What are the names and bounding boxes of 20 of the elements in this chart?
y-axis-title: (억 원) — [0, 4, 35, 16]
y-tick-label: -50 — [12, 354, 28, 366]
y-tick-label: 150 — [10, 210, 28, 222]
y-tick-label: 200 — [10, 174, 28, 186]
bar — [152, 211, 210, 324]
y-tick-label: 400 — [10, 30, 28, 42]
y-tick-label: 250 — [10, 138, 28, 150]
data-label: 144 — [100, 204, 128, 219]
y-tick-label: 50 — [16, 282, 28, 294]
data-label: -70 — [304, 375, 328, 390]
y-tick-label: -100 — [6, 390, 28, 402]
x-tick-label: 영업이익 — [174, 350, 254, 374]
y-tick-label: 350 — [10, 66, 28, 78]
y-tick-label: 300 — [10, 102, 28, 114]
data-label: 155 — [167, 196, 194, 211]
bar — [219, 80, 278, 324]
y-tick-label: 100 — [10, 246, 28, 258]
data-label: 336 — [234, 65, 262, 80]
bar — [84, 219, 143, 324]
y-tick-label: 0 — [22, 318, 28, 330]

+ + +

▶ [Work instructions]:
Return every line of the records above verbatim, in the same order, with no character changed.

▶ [Solution to this task]:
What are the names and bounding boxes of 20 of the elements in this chart?
y-axis-title: (억 원) — [0, 4, 35, 16]
y-tick-label: -50 — [12, 354, 28, 366]
y-tick-label: 150 — [10, 210, 28, 222]
y-tick-label: 200 — [10, 174, 28, 186]
bar — [152, 211, 210, 324]
y-tick-label: 400 — [10, 30, 28, 42]
y-tick-label: 250 — [10, 138, 28, 150]
data-label: 144 — [100, 204, 128, 219]
y-tick-label: 50 — [16, 282, 28, 294]
data-label: -70 — [304, 375, 328, 390]
y-tick-label: -100 — [6, 390, 28, 402]
x-tick-label: 영업이익 — [174, 350, 254, 374]
y-tick-label: 350 — [10, 66, 28, 78]
y-tick-label: 300 — [10, 102, 28, 114]
data-label: 155 — [167, 196, 194, 211]
bar — [219, 80, 278, 324]
y-tick-label: 100 — [10, 246, 28, 258]
data-label: 336 — [234, 65, 262, 80]
bar — [84, 219, 143, 324]
y-tick-label: 0 — [22, 318, 28, 330]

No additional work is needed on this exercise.